- _EXERCISE BRIEF_
Locate each line with the string "Things" in the listing below and copy it.

══ EXERCISE INPUT ══

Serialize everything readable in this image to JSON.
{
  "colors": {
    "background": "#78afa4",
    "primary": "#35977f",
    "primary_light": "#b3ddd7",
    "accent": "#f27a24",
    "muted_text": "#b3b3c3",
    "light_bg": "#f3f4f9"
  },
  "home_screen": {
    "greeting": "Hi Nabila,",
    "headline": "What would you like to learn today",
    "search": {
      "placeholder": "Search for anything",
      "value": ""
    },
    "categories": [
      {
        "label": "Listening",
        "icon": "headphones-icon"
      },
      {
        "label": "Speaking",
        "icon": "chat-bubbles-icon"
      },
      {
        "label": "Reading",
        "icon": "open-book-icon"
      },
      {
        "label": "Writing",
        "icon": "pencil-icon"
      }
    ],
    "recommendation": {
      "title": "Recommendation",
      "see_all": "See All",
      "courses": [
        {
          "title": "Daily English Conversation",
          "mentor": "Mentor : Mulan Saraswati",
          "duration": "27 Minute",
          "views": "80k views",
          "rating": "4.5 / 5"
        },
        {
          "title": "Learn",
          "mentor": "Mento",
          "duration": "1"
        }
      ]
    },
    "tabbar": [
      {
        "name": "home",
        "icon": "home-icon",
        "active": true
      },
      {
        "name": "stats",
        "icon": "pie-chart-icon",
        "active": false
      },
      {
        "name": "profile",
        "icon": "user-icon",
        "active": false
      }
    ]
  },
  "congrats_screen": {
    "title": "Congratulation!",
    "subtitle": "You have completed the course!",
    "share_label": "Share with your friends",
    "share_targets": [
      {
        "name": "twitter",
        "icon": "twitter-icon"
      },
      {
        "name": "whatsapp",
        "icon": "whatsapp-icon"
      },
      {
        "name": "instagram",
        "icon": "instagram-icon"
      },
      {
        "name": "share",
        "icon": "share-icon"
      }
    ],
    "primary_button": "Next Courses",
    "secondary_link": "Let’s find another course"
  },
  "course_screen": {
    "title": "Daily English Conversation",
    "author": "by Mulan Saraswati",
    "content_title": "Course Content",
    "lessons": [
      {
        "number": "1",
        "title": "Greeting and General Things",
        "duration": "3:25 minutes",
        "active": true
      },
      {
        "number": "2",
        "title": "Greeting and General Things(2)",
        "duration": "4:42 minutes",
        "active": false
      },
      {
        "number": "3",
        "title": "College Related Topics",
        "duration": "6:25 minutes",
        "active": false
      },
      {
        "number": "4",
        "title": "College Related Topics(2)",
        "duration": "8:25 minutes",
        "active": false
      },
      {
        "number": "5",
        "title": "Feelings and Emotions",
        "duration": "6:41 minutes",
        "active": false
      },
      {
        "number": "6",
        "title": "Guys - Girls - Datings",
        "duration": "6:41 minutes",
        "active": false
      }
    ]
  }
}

═══

- _EXERCISE SOLUTION_
        "title": "Greeting and General Things",
        "title": "Greeting and General Things(2)",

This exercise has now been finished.